Count every line in the following entries where the word "toggle" appears. Give the count alone.
---------------
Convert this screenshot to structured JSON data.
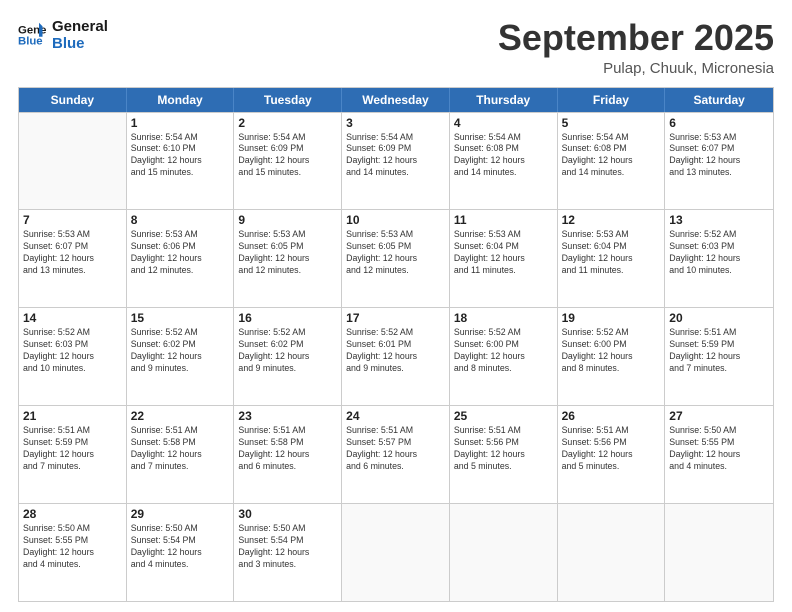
{
  "header": {
    "logo_line1": "General",
    "logo_line2": "Blue",
    "month": "September 2025",
    "location": "Pulap, Chuuk, Micronesia"
  },
  "days": [
    "Sunday",
    "Monday",
    "Tuesday",
    "Wednesday",
    "Thursday",
    "Friday",
    "Saturday"
  ],
  "weeks": [
    [
      {
        "day": "",
        "text": ""
      },
      {
        "day": "1",
        "text": "Sunrise: 5:54 AM\nSunset: 6:10 PM\nDaylight: 12 hours\nand 15 minutes."
      },
      {
        "day": "2",
        "text": "Sunrise: 5:54 AM\nSunset: 6:09 PM\nDaylight: 12 hours\nand 15 minutes."
      },
      {
        "day": "3",
        "text": "Sunrise: 5:54 AM\nSunset: 6:09 PM\nDaylight: 12 hours\nand 14 minutes."
      },
      {
        "day": "4",
        "text": "Sunrise: 5:54 AM\nSunset: 6:08 PM\nDaylight: 12 hours\nand 14 minutes."
      },
      {
        "day": "5",
        "text": "Sunrise: 5:54 AM\nSunset: 6:08 PM\nDaylight: 12 hours\nand 14 minutes."
      },
      {
        "day": "6",
        "text": "Sunrise: 5:53 AM\nSunset: 6:07 PM\nDaylight: 12 hours\nand 13 minutes."
      }
    ],
    [
      {
        "day": "7",
        "text": "Sunrise: 5:53 AM\nSunset: 6:07 PM\nDaylight: 12 hours\nand 13 minutes."
      },
      {
        "day": "8",
        "text": "Sunrise: 5:53 AM\nSunset: 6:06 PM\nDaylight: 12 hours\nand 12 minutes."
      },
      {
        "day": "9",
        "text": "Sunrise: 5:53 AM\nSunset: 6:05 PM\nDaylight: 12 hours\nand 12 minutes."
      },
      {
        "day": "10",
        "text": "Sunrise: 5:53 AM\nSunset: 6:05 PM\nDaylight: 12 hours\nand 12 minutes."
      },
      {
        "day": "11",
        "text": "Sunrise: 5:53 AM\nSunset: 6:04 PM\nDaylight: 12 hours\nand 11 minutes."
      },
      {
        "day": "12",
        "text": "Sunrise: 5:53 AM\nSunset: 6:04 PM\nDaylight: 12 hours\nand 11 minutes."
      },
      {
        "day": "13",
        "text": "Sunrise: 5:52 AM\nSunset: 6:03 PM\nDaylight: 12 hours\nand 10 minutes."
      }
    ],
    [
      {
        "day": "14",
        "text": "Sunrise: 5:52 AM\nSunset: 6:03 PM\nDaylight: 12 hours\nand 10 minutes."
      },
      {
        "day": "15",
        "text": "Sunrise: 5:52 AM\nSunset: 6:02 PM\nDaylight: 12 hours\nand 9 minutes."
      },
      {
        "day": "16",
        "text": "Sunrise: 5:52 AM\nSunset: 6:02 PM\nDaylight: 12 hours\nand 9 minutes."
      },
      {
        "day": "17",
        "text": "Sunrise: 5:52 AM\nSunset: 6:01 PM\nDaylight: 12 hours\nand 9 minutes."
      },
      {
        "day": "18",
        "text": "Sunrise: 5:52 AM\nSunset: 6:00 PM\nDaylight: 12 hours\nand 8 minutes."
      },
      {
        "day": "19",
        "text": "Sunrise: 5:52 AM\nSunset: 6:00 PM\nDaylight: 12 hours\nand 8 minutes."
      },
      {
        "day": "20",
        "text": "Sunrise: 5:51 AM\nSunset: 5:59 PM\nDaylight: 12 hours\nand 7 minutes."
      }
    ],
    [
      {
        "day": "21",
        "text": "Sunrise: 5:51 AM\nSunset: 5:59 PM\nDaylight: 12 hours\nand 7 minutes."
      },
      {
        "day": "22",
        "text": "Sunrise: 5:51 AM\nSunset: 5:58 PM\nDaylight: 12 hours\nand 7 minutes."
      },
      {
        "day": "23",
        "text": "Sunrise: 5:51 AM\nSunset: 5:58 PM\nDaylight: 12 hours\nand 6 minutes."
      },
      {
        "day": "24",
        "text": "Sunrise: 5:51 AM\nSunset: 5:57 PM\nDaylight: 12 hours\nand 6 minutes."
      },
      {
        "day": "25",
        "text": "Sunrise: 5:51 AM\nSunset: 5:56 PM\nDaylight: 12 hours\nand 5 minutes."
      },
      {
        "day": "26",
        "text": "Sunrise: 5:51 AM\nSunset: 5:56 PM\nDaylight: 12 hours\nand 5 minutes."
      },
      {
        "day": "27",
        "text": "Sunrise: 5:50 AM\nSunset: 5:55 PM\nDaylight: 12 hours\nand 4 minutes."
      }
    ],
    [
      {
        "day": "28",
        "text": "Sunrise: 5:50 AM\nSunset: 5:55 PM\nDaylight: 12 hours\nand 4 minutes."
      },
      {
        "day": "29",
        "text": "Sunrise: 5:50 AM\nSunset: 5:54 PM\nDaylight: 12 hours\nand 4 minutes."
      },
      {
        "day": "30",
        "text": "Sunrise: 5:50 AM\nSunset: 5:54 PM\nDaylight: 12 hours\nand 3 minutes."
      },
      {
        "day": "",
        "text": ""
      },
      {
        "day": "",
        "text": ""
      },
      {
        "day": "",
        "text": ""
      },
      {
        "day": "",
        "text": ""
      }
    ]
  ]
}
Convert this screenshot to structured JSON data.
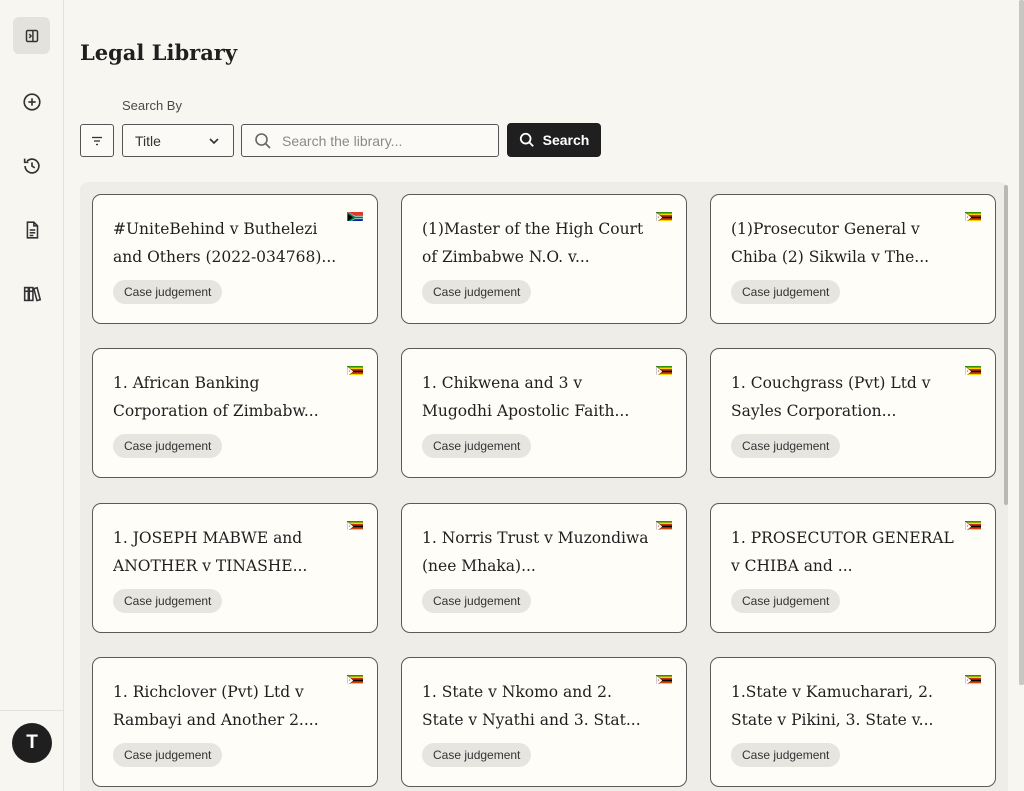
{
  "page": {
    "title": "Legal Library"
  },
  "sidebar": {
    "items": [
      {
        "name": "toggle-sidebar",
        "icon": "sidebar-toggle-icon"
      },
      {
        "name": "new-item",
        "icon": "plus-circle-icon"
      },
      {
        "name": "history",
        "icon": "history-icon"
      },
      {
        "name": "documents",
        "icon": "document-icon"
      },
      {
        "name": "library",
        "icon": "library-icon"
      }
    ],
    "avatar_initial": "T"
  },
  "search": {
    "label": "Search By",
    "field_selected": "Title",
    "placeholder": "Search the library...",
    "button_label": "Search"
  },
  "cards": [
    {
      "title": "#UniteBehind v Buthelezi and Others (2022-034768)...",
      "badge": "Case judgement",
      "flag": "south-africa"
    },
    {
      "title": "(1)Master of the High Court of Zimbabwe N.O. v...",
      "badge": "Case judgement",
      "flag": "zimbabwe"
    },
    {
      "title": "(1)Prosecutor General v Chiba (2) Sikwila v The...",
      "badge": "Case judgement",
      "flag": "zimbabwe"
    },
    {
      "title": "1. African Banking Corporation of Zimbabw...",
      "badge": "Case judgement",
      "flag": "zimbabwe"
    },
    {
      "title": "1. Chikwena and 3 v Mugodhi Apostolic Faith...",
      "badge": "Case judgement",
      "flag": "zimbabwe"
    },
    {
      "title": "1. Couchgrass (Pvt) Ltd v Sayles Corporation...",
      "badge": "Case judgement",
      "flag": "zimbabwe"
    },
    {
      "title": "1. JOSEPH MABWE and ANOTHER v TINASHE...",
      "badge": "Case judgement",
      "flag": "zimbabwe"
    },
    {
      "title": "1. Norris Trust v Muzondiwa (nee Mhaka)...",
      "badge": "Case judgement",
      "flag": "zimbabwe"
    },
    {
      "title": "1. PROSECUTOR GENERAL v CHIBA and ...",
      "badge": "Case judgement",
      "flag": "zimbabwe"
    },
    {
      "title": "1. Richclover (Pvt) Ltd v Rambayi and Another 2....",
      "badge": "Case judgement",
      "flag": "zimbabwe"
    },
    {
      "title": "1. State v Nkomo and 2. State v Nyathi and 3. Stat...",
      "badge": "Case judgement",
      "flag": "zimbabwe"
    },
    {
      "title": "1.State v Kamucharari, 2. State v Pikini, 3. State v...",
      "badge": "Case judgement",
      "flag": "zimbabwe"
    }
  ]
}
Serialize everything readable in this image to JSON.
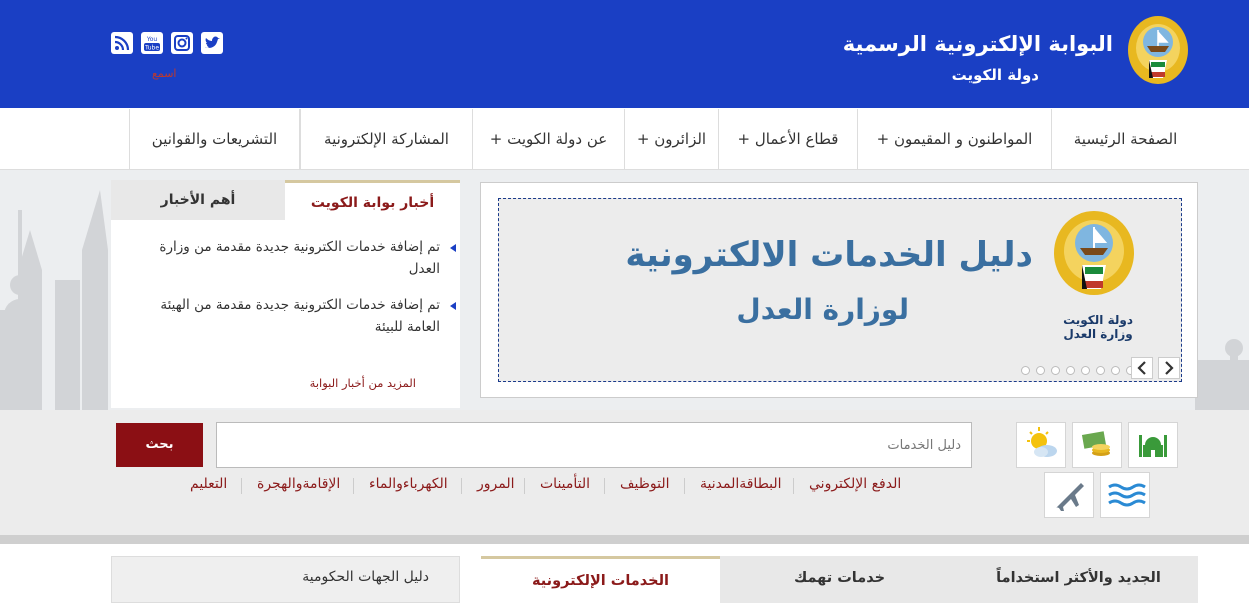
{
  "header": {
    "title": "البوابة الإلكترونية الرسمية",
    "subtitle": "دولة  الكويت",
    "social_label": "اسمع",
    "social_icons": [
      "rss-icon",
      "youtube-icon",
      "instagram-icon",
      "twitter-icon"
    ]
  },
  "nav": {
    "items": [
      {
        "label": "الصفحة الرئيسية"
      },
      {
        "label": "المواطنون و المقيمون +"
      },
      {
        "label": "قطاع الأعمال +"
      },
      {
        "label": "الزائرون +"
      },
      {
        "label": "عن دولة الكويت +"
      },
      {
        "label": "المشاركة الإلكترونية"
      },
      {
        "label": "التشريعات والقوانين"
      }
    ]
  },
  "news": {
    "tabs": [
      "أخبار بوابة الكويت",
      "أهم الأخبار"
    ],
    "items": [
      {
        "text": "تم إضافة خدمات الكترونية جديدة مقدمة من وزارة العدل"
      },
      {
        "text": "تم إضافة خدمات الكترونية جديدة مقدمة من الهيئة العامة للبيئة"
      }
    ],
    "more": "المزيد من أخبار البوابة"
  },
  "slider": {
    "title": "دليل الخدمات الالكترونية",
    "subtitle": "لوزارة العدل",
    "emblem_text_1": "دولة الكويت",
    "emblem_text_2": "وزارة العدل",
    "dot_count": 9,
    "prev_icon": "chevron-left-icon",
    "next_icon": "chevron-right-icon"
  },
  "search": {
    "button": "بحث",
    "placeholder": "دليل الخدمات"
  },
  "quick_links": [
    "الدفع الإلكتروني",
    "البطاقةالمدنية",
    "التوظيف",
    "التأمينات",
    "المرور",
    "الكهرباءوالماء",
    "الإقامةوالهجرة",
    "التعليم"
  ],
  "tiles": [
    "mosque-icon",
    "currency-icon",
    "weather-icon",
    "waves-icon",
    "airplane-icon"
  ],
  "bottom_tabs": [
    "الجديد والأكثر استخداماً",
    "خدمات تهمك",
    "الخدمات الإلكترونية"
  ],
  "gov_directory": "دليل الجهات الحكومية",
  "colors": {
    "header_blue": "#1a3fc4",
    "accent_red": "#8b0f14",
    "slide_text": "#3a6fa0"
  }
}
---------------
▶ **Solved exercise**:
2